• Given request
Transcribe the material exactly. Images do not belong in the copy.

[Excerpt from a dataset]
*-*-*

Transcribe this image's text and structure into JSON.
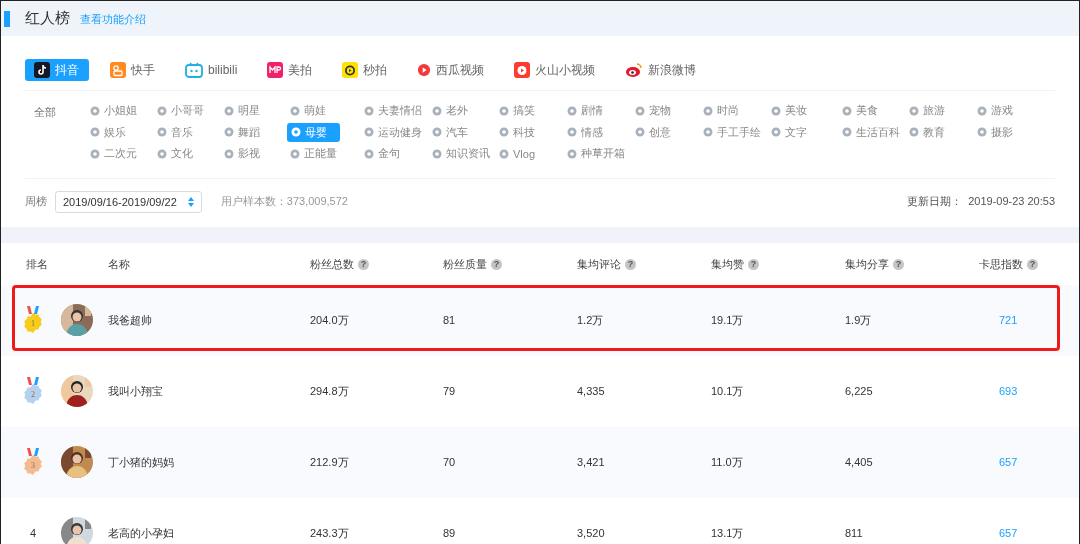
{
  "header": {
    "title": "红人榜",
    "link": "查看功能介绍"
  },
  "platforms": [
    {
      "label": "抖音",
      "selected": true
    },
    {
      "label": "快手",
      "selected": false
    },
    {
      "label": "bilibili",
      "selected": false
    },
    {
      "label": "美拍",
      "selected": false
    },
    {
      "label": "秒拍",
      "selected": false
    },
    {
      "label": "西瓜视频",
      "selected": false
    },
    {
      "label": "火山小视频",
      "selected": false
    },
    {
      "label": "新浪微博",
      "selected": false
    }
  ],
  "categories": {
    "all": {
      "label": "全部"
    },
    "items": [
      {
        "label": "小姐姐",
        "selected": false
      },
      {
        "label": "小哥哥",
        "selected": false
      },
      {
        "label": "明星",
        "selected": false
      },
      {
        "label": "萌娃",
        "selected": false
      },
      {
        "label": "夫妻情侣",
        "selected": false
      },
      {
        "label": "老外",
        "selected": false
      },
      {
        "label": "搞笑",
        "selected": false
      },
      {
        "label": "剧情",
        "selected": false
      },
      {
        "label": "宠物",
        "selected": false
      },
      {
        "label": "时尚",
        "selected": false
      },
      {
        "label": "美妆",
        "selected": false
      },
      {
        "label": "美食",
        "selected": false
      },
      {
        "label": "旅游",
        "selected": false
      },
      {
        "label": "游戏",
        "selected": false
      },
      {
        "label": "娱乐",
        "selected": false
      },
      {
        "label": "音乐",
        "selected": false
      },
      {
        "label": "舞蹈",
        "selected": false
      },
      {
        "label": "母婴",
        "selected": true
      },
      {
        "label": "运动健身",
        "selected": false
      },
      {
        "label": "汽车",
        "selected": false
      },
      {
        "label": "科技",
        "selected": false
      },
      {
        "label": "情感",
        "selected": false
      },
      {
        "label": "创意",
        "selected": false
      },
      {
        "label": "手工手绘",
        "selected": false
      },
      {
        "label": "文字",
        "selected": false
      },
      {
        "label": "生活百科",
        "selected": false
      },
      {
        "label": "教育",
        "selected": false
      },
      {
        "label": "摄影",
        "selected": false
      },
      {
        "label": "二次元",
        "selected": false
      },
      {
        "label": "文化",
        "selected": false
      },
      {
        "label": "影视",
        "selected": false
      },
      {
        "label": "正能量",
        "selected": false
      },
      {
        "label": "金句",
        "selected": false
      },
      {
        "label": "知识资讯",
        "selected": false
      },
      {
        "label": "Vlog",
        "selected": false
      },
      {
        "label": "种草开箱",
        "selected": false
      }
    ]
  },
  "toolbar": {
    "period_label": "周榜",
    "period": "2019/09/16-2019/09/22",
    "sample": "用户样本数：373,009,572",
    "updated": "更新日期：  2019-09-23 20:53"
  },
  "table": {
    "columns": [
      {
        "label": "排名"
      },
      {
        "label": "名称"
      },
      {
        "label": "粉丝总数",
        "hint": "?"
      },
      {
        "label": "粉丝质量",
        "hint": "?"
      },
      {
        "label": "集均评论",
        "hint": "?"
      },
      {
        "label": "集均赞",
        "hint": "?"
      },
      {
        "label": "集均分享",
        "hint": "?"
      },
      {
        "label": "卡思指数",
        "hint": "?"
      }
    ],
    "rows": [
      {
        "kind": "medal",
        "color": "#f7cc1d",
        "highlighted": true,
        "cells": [
          "1",
          "我爸超帅",
          "204.0万",
          "81",
          "1.2万",
          "19.1万",
          "1.9万",
          "721"
        ]
      },
      {
        "kind": "medal",
        "color": "#b5d1f0",
        "highlighted": false,
        "cells": [
          "2",
          "我叫小翔宝",
          "294.8万",
          "79",
          "4,335",
          "10.1万",
          "6,225",
          "693"
        ]
      },
      {
        "kind": "medal",
        "color": "#f3bb8f",
        "highlighted": false,
        "cells": [
          "3",
          "丁小猪的妈妈",
          "212.9万",
          "70",
          "3,421",
          "11.0万",
          "4,405",
          "657"
        ]
      },
      {
        "kind": "plain",
        "highlighted": false,
        "cells": [
          "4",
          "老高的小孕妇",
          "243.3万",
          "89",
          "3,520",
          "13.1万",
          "811",
          "657"
        ]
      }
    ]
  }
}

*-*-*

• Complete answer
Transcribe this image's text and structure into JSON.
{
  "header": {
    "title": "红人榜",
    "link": "查看功能介绍"
  },
  "platforms": [
    {
      "label": "抖音",
      "selected": true
    },
    {
      "label": "快手",
      "selected": false
    },
    {
      "label": "bilibili",
      "selected": false
    },
    {
      "label": "美拍",
      "selected": false
    },
    {
      "label": "秒拍",
      "selected": false
    },
    {
      "label": "西瓜视频",
      "selected": false
    },
    {
      "label": "火山小视频",
      "selected": false
    },
    {
      "label": "新浪微博",
      "selected": false
    }
  ],
  "categories": {
    "all": {
      "label": "全部"
    },
    "items": [
      {
        "label": "小姐姐",
        "selected": false
      },
      {
        "label": "小哥哥",
        "selected": false
      },
      {
        "label": "明星",
        "selected": false
      },
      {
        "label": "萌娃",
        "selected": false
      },
      {
        "label": "夫妻情侣",
        "selected": false
      },
      {
        "label": "老外",
        "selected": false
      },
      {
        "label": "搞笑",
        "selected": false
      },
      {
        "label": "剧情",
        "selected": false
      },
      {
        "label": "宠物",
        "selected": false
      },
      {
        "label": "时尚",
        "selected": false
      },
      {
        "label": "美妆",
        "selected": false
      },
      {
        "label": "美食",
        "selected": false
      },
      {
        "label": "旅游",
        "selected": false
      },
      {
        "label": "游戏",
        "selected": false
      },
      {
        "label": "娱乐",
        "selected": false
      },
      {
        "label": "音乐",
        "selected": false
      },
      {
        "label": "舞蹈",
        "selected": false
      },
      {
        "label": "母婴",
        "selected": true
      },
      {
        "label": "运动健身",
        "selected": false
      },
      {
        "label": "汽车",
        "selected": false
      },
      {
        "label": "科技",
        "selected": false
      },
      {
        "label": "情感",
        "selected": false
      },
      {
        "label": "创意",
        "selected": false
      },
      {
        "label": "手工手绘",
        "selected": false
      },
      {
        "label": "文字",
        "selected": false
      },
      {
        "label": "生活百科",
        "selected": false
      },
      {
        "label": "教育",
        "selected": false
      },
      {
        "label": "摄影",
        "selected": false
      },
      {
        "label": "二次元",
        "selected": false
      },
      {
        "label": "文化",
        "selected": false
      },
      {
        "label": "影视",
        "selected": false
      },
      {
        "label": "正能量",
        "selected": false
      },
      {
        "label": "金句",
        "selected": false
      },
      {
        "label": "知识资讯",
        "selected": false
      },
      {
        "label": "Vlog",
        "selected": false
      },
      {
        "label": "种草开箱",
        "selected": false
      }
    ]
  },
  "toolbar": {
    "period_label": "周榜",
    "period": "2019/09/16-2019/09/22",
    "sample": "用户样本数：373,009,572",
    "updated": "更新日期：  2019-09-23 20:53"
  },
  "table": {
    "columns": [
      {
        "label": "排名"
      },
      {
        "label": "名称"
      },
      {
        "label": "粉丝总数",
        "hint": "?"
      },
      {
        "label": "粉丝质量",
        "hint": "?"
      },
      {
        "label": "集均评论",
        "hint": "?"
      },
      {
        "label": "集均赞",
        "hint": "?"
      },
      {
        "label": "集均分享",
        "hint": "?"
      },
      {
        "label": "卡思指数",
        "hint": "?"
      }
    ],
    "rows": [
      {
        "kind": "medal",
        "color": "#f7cc1d",
        "highlighted": true,
        "cells": [
          "1",
          "我爸超帅",
          "204.0万",
          "81",
          "1.2万",
          "19.1万",
          "1.9万",
          "721"
        ]
      },
      {
        "kind": "medal",
        "color": "#b5d1f0",
        "highlighted": false,
        "cells": [
          "2",
          "我叫小翔宝",
          "294.8万",
          "79",
          "4,335",
          "10.1万",
          "6,225",
          "693"
        ]
      },
      {
        "kind": "medal",
        "color": "#f3bb8f",
        "highlighted": false,
        "cells": [
          "3",
          "丁小猪的妈妈",
          "212.9万",
          "70",
          "3,421",
          "11.0万",
          "4,405",
          "657"
        ]
      },
      {
        "kind": "plain",
        "highlighted": false,
        "cells": [
          "4",
          "老高的小孕妇",
          "243.3万",
          "89",
          "3,520",
          "13.1万",
          "811",
          "657"
        ]
      }
    ]
  }
}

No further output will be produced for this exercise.